#### [EXERCISE AIM]
Find every line in the records that holds the string "this". Copy each one.
----- RECORDS SUPPLIED -----
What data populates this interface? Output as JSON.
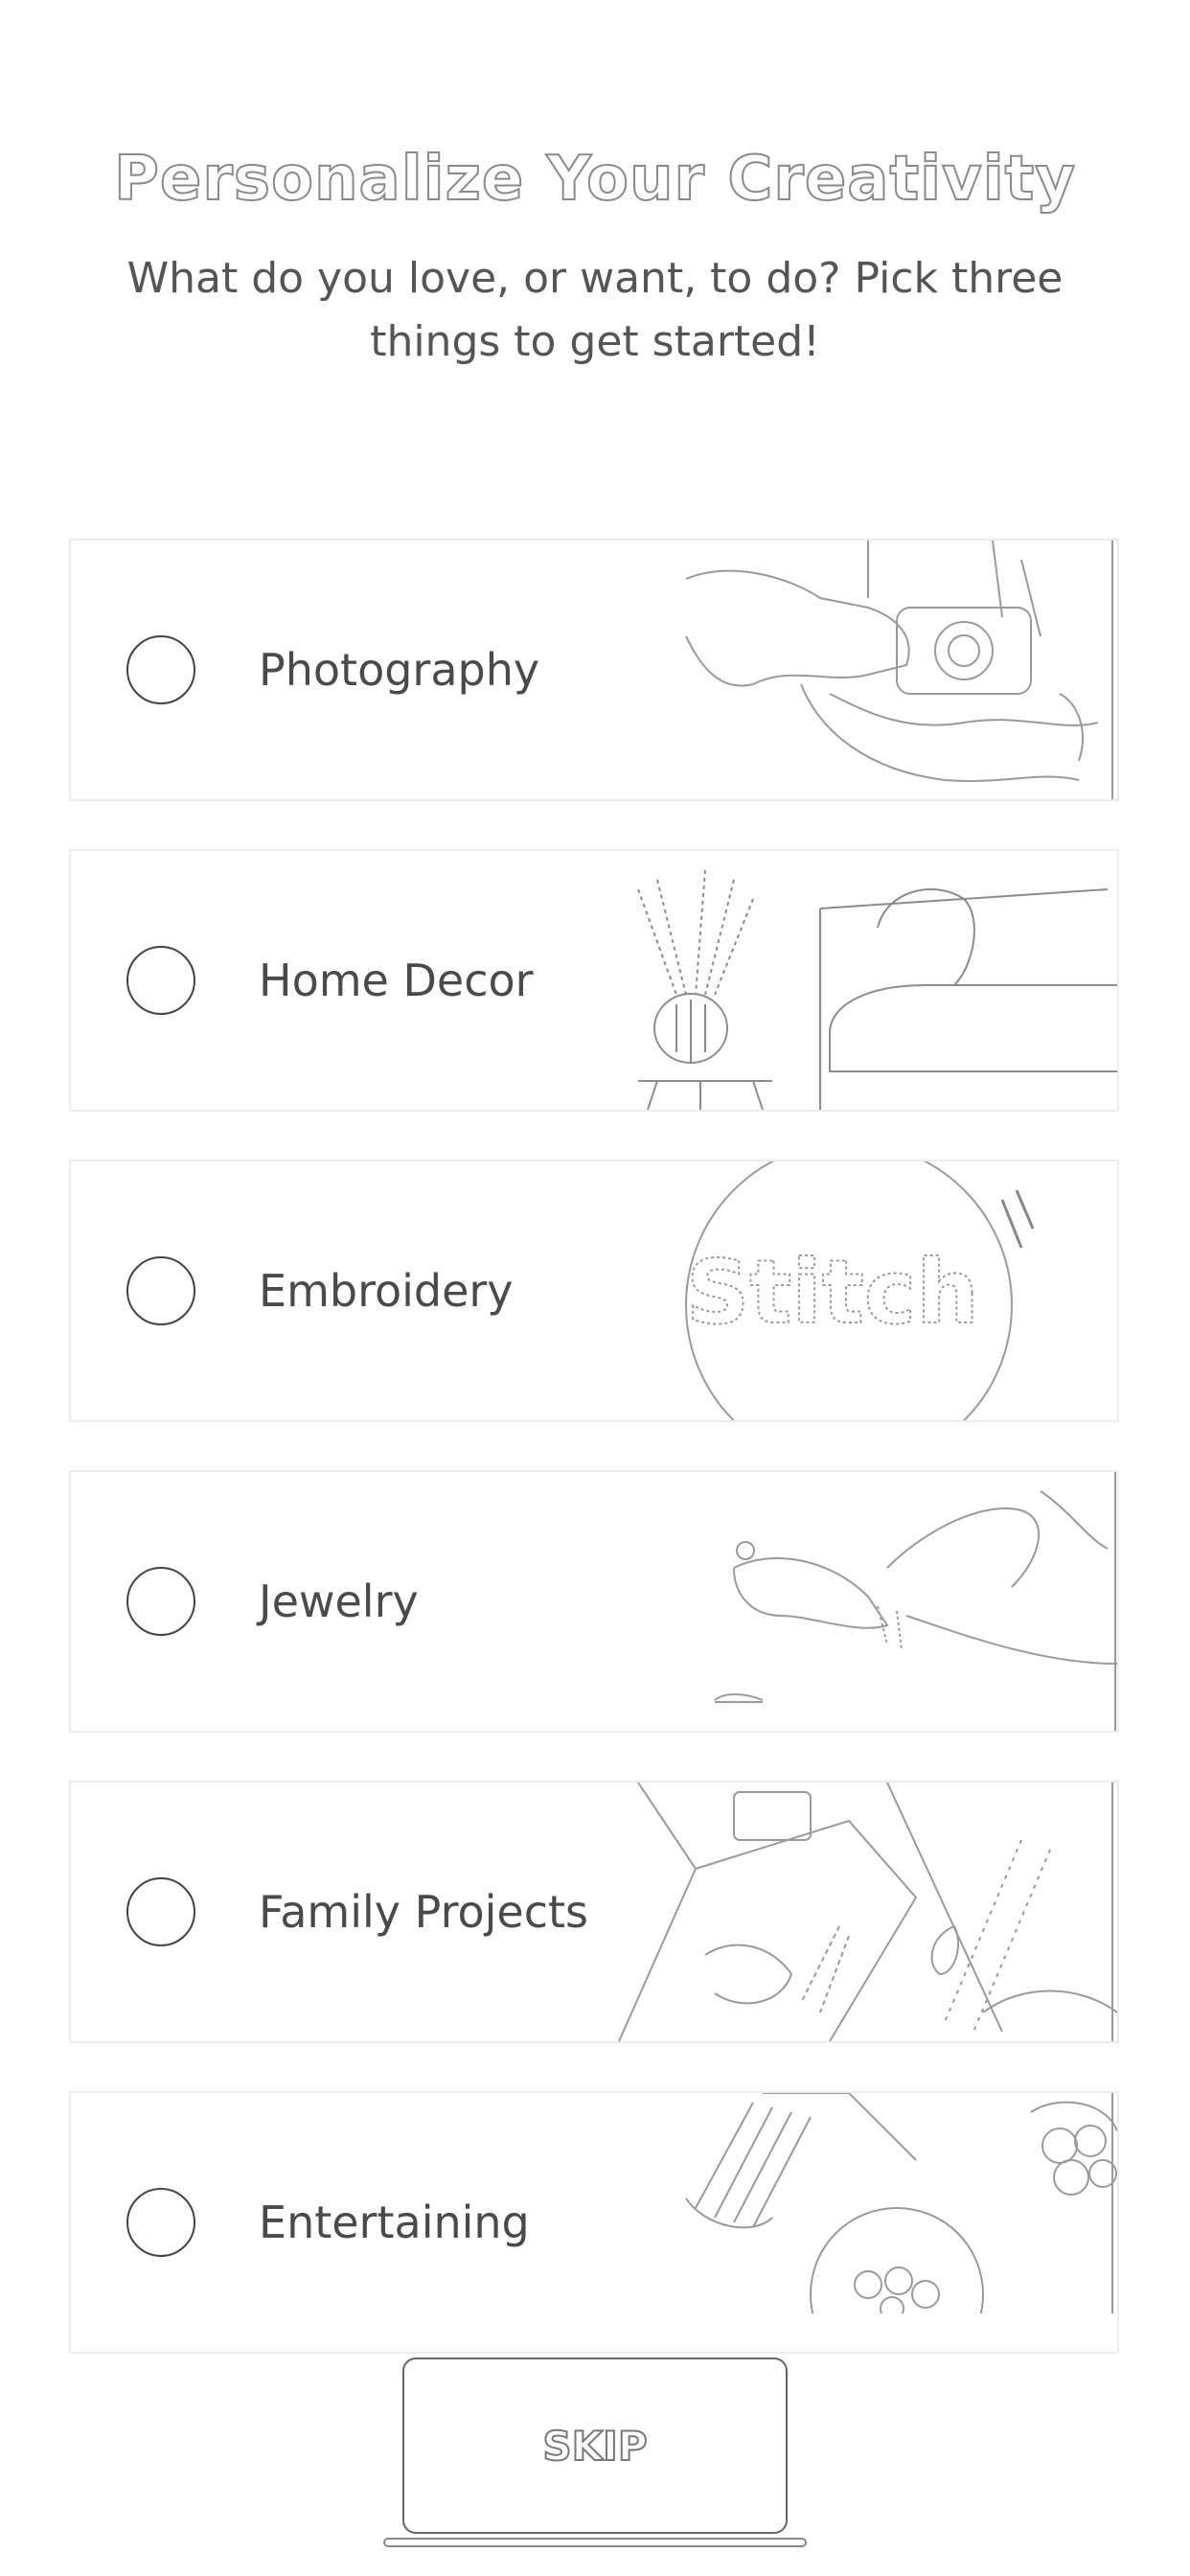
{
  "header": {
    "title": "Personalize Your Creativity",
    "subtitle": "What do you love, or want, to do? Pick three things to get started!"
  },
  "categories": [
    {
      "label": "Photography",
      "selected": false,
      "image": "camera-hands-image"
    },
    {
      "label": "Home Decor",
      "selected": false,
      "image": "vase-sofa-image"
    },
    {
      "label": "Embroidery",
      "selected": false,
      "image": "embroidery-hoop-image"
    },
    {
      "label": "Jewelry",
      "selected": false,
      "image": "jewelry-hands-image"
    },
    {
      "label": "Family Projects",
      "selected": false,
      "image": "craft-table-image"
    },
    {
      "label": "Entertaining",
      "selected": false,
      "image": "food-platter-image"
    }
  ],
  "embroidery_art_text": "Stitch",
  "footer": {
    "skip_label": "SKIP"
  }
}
-----
----- RECORDS SUPPLIED -----
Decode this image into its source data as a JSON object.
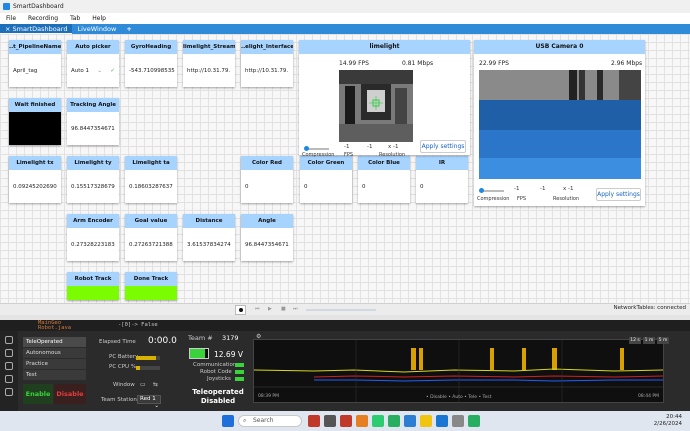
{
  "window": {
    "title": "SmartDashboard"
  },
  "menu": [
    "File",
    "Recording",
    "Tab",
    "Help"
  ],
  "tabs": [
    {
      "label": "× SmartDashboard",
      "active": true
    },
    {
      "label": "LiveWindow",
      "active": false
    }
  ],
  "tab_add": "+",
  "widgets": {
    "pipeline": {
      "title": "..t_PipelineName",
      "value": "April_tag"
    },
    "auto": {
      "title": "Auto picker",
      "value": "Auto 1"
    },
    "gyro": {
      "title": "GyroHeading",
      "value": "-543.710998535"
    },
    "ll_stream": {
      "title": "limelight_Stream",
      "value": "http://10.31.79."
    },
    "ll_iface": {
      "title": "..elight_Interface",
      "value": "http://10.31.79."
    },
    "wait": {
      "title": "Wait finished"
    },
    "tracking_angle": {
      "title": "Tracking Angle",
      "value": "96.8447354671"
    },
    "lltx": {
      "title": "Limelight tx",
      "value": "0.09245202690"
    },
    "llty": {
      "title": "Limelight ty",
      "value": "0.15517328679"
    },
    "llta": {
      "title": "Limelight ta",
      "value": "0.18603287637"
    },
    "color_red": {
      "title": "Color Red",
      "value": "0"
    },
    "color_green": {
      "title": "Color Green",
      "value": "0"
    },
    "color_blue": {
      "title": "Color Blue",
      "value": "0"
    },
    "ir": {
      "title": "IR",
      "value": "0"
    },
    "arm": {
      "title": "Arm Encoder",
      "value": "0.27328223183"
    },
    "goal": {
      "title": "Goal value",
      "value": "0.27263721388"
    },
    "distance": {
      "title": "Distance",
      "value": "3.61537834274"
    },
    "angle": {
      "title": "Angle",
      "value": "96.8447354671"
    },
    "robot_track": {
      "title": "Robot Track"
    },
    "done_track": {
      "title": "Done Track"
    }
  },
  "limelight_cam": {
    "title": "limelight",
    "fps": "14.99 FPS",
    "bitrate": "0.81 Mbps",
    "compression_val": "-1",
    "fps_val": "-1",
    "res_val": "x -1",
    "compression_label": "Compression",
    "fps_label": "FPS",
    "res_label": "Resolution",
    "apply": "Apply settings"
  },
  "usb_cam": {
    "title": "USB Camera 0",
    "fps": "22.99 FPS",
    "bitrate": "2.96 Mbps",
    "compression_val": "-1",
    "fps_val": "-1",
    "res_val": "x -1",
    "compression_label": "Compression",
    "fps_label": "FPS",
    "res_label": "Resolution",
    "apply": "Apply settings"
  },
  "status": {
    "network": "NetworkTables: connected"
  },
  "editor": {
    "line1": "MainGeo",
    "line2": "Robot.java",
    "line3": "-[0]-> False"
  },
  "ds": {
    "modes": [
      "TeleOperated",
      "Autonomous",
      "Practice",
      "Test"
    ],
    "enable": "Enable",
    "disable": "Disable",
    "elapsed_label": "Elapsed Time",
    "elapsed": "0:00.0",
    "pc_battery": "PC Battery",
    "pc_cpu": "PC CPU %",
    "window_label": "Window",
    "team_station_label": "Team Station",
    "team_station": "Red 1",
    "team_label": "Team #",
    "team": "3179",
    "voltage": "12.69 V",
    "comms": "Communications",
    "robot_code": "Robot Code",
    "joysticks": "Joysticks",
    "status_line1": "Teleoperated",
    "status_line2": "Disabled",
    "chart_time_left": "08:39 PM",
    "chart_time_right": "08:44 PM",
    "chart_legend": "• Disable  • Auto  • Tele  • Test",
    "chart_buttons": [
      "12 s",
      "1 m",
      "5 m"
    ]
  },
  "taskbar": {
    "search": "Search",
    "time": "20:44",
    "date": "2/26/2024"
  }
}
-----
#### [RESPONSE BELOW]
What data populates this interface? Output as JSON.
Decode this image into its source data as a JSON object.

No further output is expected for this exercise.